INSTRUCTION: Tally the lines of the listing that contain the word "Retrieval", then give the total and nothing else.

[Excerpts from a figure dataset]
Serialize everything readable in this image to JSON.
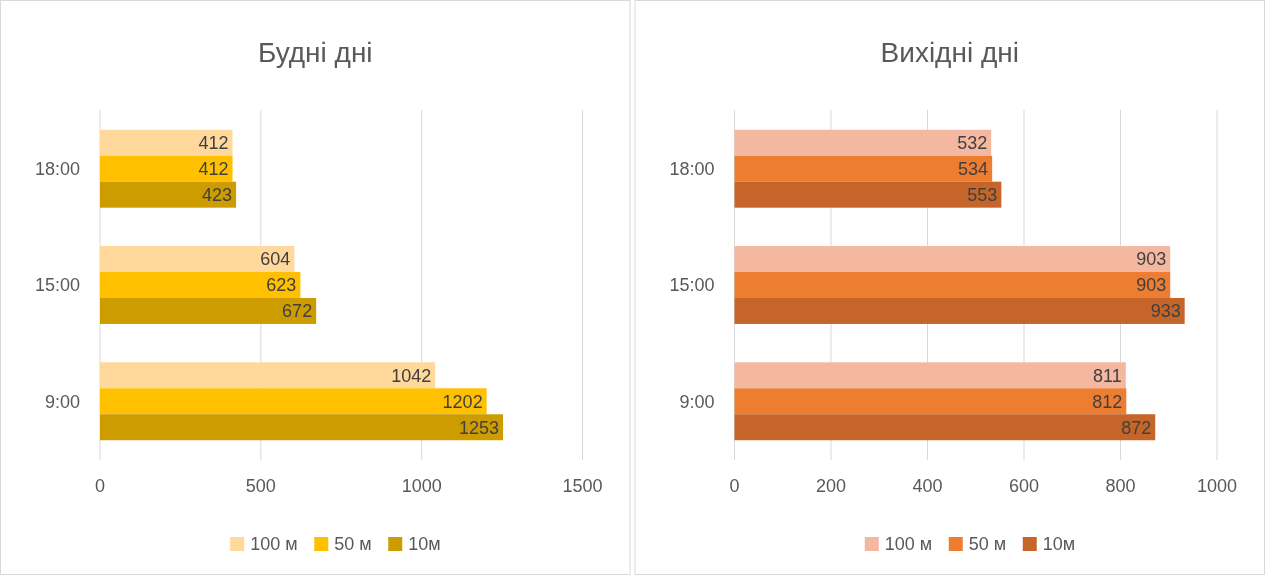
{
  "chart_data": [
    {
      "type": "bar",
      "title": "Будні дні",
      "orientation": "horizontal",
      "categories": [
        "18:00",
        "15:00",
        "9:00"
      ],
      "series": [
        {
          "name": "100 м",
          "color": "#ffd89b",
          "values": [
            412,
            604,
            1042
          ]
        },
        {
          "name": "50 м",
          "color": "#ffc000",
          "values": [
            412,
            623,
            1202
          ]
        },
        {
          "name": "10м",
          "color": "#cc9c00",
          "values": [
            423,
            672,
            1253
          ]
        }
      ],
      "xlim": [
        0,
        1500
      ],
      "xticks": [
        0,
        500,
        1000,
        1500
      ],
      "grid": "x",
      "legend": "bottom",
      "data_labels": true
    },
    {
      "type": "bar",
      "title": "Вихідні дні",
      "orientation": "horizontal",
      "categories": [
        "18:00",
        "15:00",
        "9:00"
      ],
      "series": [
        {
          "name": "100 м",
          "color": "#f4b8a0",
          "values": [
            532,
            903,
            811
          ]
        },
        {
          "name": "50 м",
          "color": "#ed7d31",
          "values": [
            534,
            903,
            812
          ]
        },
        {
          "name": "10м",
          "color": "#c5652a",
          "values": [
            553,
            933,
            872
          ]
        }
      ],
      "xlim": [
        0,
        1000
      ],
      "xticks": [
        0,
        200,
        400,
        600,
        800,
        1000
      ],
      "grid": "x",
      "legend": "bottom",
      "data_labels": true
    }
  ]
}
==
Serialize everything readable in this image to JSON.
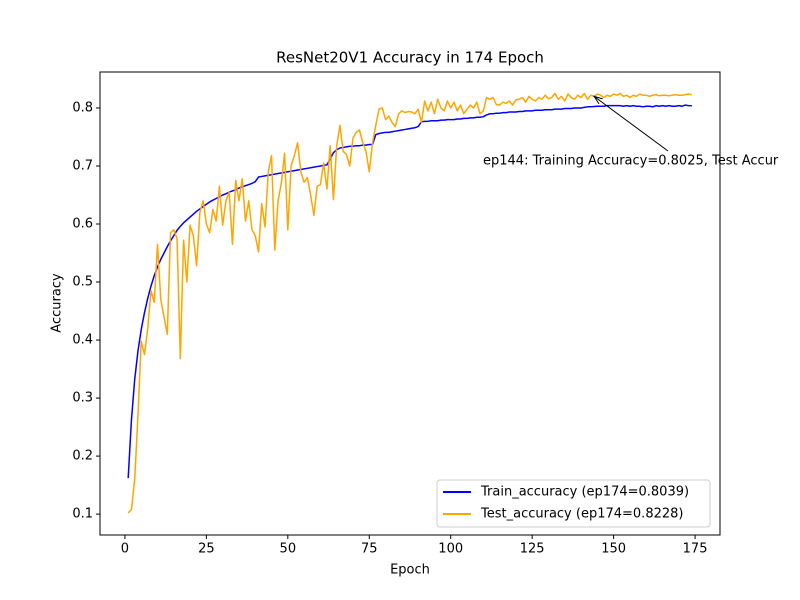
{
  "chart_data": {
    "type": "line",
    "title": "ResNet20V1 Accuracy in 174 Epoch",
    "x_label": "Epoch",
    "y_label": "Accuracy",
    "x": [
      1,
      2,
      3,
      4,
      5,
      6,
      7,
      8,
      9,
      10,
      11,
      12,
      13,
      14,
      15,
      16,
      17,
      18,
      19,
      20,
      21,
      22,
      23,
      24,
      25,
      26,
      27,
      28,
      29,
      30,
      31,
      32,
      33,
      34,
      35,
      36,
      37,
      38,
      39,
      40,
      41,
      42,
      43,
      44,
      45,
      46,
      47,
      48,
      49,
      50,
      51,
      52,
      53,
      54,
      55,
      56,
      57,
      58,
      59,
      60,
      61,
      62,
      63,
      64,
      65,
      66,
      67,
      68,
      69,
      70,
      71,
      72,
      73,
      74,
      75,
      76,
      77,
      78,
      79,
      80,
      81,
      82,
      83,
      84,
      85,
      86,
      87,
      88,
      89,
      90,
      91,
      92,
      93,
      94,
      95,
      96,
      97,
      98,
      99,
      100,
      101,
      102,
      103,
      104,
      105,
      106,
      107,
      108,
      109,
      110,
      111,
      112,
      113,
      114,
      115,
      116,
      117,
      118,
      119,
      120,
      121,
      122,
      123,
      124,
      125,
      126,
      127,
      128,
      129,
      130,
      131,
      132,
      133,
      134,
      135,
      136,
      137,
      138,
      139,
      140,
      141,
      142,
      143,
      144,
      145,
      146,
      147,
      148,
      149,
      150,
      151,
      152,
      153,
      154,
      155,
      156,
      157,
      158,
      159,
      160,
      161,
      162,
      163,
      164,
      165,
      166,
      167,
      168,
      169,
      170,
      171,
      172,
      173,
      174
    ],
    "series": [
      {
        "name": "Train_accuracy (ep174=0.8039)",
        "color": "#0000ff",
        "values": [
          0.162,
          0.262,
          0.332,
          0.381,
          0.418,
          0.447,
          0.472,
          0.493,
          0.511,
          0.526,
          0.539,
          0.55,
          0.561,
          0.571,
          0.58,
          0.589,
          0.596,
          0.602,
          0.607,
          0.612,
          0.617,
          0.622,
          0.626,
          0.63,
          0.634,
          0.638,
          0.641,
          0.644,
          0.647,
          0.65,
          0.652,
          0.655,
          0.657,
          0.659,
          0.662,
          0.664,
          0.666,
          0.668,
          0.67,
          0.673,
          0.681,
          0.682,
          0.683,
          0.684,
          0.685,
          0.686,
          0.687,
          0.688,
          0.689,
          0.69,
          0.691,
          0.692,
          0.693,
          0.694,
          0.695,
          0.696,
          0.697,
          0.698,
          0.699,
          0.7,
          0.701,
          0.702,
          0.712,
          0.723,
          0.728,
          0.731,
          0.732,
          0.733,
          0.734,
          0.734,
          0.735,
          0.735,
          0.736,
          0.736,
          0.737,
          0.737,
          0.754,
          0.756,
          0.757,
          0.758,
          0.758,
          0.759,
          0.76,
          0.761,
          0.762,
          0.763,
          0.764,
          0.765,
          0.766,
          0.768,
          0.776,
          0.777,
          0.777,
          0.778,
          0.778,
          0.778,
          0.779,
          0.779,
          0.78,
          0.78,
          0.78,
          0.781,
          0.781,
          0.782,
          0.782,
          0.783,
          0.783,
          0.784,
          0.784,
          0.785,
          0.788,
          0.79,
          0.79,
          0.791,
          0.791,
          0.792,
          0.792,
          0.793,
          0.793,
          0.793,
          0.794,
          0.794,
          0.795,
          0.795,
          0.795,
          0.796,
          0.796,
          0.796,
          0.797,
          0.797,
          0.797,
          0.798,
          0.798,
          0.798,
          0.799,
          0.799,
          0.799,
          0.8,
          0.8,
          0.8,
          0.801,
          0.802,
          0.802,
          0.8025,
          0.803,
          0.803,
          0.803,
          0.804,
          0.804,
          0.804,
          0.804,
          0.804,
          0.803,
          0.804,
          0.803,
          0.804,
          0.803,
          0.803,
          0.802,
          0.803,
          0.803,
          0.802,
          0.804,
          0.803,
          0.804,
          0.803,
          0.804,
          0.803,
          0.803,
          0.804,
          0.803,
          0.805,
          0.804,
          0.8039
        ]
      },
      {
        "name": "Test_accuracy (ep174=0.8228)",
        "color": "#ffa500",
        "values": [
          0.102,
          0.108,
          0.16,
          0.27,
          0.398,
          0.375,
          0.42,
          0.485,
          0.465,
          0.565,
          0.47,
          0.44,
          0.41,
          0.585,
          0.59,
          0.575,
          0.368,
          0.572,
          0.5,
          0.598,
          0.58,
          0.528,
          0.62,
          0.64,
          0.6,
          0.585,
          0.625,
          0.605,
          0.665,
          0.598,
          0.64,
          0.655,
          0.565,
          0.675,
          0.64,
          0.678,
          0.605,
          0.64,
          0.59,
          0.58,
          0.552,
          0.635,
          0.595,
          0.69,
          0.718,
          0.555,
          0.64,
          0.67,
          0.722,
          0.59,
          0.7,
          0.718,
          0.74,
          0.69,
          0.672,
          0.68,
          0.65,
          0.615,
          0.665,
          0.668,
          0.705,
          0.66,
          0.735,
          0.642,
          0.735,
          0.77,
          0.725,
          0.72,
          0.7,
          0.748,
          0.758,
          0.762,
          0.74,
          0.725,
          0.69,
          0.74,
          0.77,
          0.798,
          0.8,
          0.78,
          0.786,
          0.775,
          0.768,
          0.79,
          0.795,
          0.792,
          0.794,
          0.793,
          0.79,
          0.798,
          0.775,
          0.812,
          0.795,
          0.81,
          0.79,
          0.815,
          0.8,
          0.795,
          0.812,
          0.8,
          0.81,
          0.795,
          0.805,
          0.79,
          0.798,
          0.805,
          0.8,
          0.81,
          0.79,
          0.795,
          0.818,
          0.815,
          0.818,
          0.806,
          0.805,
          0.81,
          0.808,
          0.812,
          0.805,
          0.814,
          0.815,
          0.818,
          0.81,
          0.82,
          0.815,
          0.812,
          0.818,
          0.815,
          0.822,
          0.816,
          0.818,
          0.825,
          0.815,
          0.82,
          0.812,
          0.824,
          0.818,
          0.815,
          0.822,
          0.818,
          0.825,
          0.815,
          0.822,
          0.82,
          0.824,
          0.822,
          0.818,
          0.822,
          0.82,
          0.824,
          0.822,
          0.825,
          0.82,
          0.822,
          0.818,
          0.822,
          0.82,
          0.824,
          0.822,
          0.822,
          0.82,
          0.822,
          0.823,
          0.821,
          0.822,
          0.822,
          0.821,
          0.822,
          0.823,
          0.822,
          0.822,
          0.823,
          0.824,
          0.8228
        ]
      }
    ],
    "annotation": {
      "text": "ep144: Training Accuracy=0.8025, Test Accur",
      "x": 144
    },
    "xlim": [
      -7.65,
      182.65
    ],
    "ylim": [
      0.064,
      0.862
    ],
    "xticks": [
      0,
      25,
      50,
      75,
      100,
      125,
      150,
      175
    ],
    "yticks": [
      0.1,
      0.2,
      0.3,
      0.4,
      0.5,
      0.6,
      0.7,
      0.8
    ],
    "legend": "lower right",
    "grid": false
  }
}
* * *
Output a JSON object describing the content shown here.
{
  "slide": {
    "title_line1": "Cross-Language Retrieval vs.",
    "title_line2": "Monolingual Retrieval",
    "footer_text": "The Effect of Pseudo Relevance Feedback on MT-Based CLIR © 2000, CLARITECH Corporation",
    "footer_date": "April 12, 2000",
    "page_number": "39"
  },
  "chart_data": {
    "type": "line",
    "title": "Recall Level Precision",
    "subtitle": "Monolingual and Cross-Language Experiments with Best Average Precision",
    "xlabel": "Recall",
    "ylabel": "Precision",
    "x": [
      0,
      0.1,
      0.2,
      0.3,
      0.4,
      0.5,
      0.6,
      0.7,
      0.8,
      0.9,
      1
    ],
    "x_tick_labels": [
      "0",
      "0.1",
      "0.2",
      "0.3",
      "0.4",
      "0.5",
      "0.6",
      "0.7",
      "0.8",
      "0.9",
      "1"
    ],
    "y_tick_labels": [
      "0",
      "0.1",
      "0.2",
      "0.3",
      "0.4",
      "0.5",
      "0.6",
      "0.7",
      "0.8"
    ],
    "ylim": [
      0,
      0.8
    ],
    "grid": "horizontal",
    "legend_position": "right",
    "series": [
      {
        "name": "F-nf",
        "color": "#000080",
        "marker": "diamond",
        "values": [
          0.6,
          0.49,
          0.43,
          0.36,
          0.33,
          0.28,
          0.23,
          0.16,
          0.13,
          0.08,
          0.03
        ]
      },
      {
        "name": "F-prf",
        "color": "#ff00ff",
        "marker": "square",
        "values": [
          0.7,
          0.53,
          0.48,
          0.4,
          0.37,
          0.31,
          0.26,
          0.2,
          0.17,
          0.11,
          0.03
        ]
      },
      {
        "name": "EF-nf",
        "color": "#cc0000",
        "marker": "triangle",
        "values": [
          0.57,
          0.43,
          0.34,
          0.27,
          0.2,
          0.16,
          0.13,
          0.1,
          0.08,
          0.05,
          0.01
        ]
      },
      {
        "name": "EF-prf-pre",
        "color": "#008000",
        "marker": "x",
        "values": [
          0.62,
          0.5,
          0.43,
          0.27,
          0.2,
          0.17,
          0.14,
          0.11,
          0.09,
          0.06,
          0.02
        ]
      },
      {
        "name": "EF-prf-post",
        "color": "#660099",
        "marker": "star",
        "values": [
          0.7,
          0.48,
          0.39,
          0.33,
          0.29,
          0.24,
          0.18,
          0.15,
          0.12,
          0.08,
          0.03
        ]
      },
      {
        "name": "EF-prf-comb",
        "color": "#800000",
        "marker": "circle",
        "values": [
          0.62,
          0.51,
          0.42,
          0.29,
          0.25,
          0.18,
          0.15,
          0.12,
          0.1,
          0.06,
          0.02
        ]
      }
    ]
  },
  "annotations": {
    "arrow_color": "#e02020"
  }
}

OUTPUT OF THE TASK: 2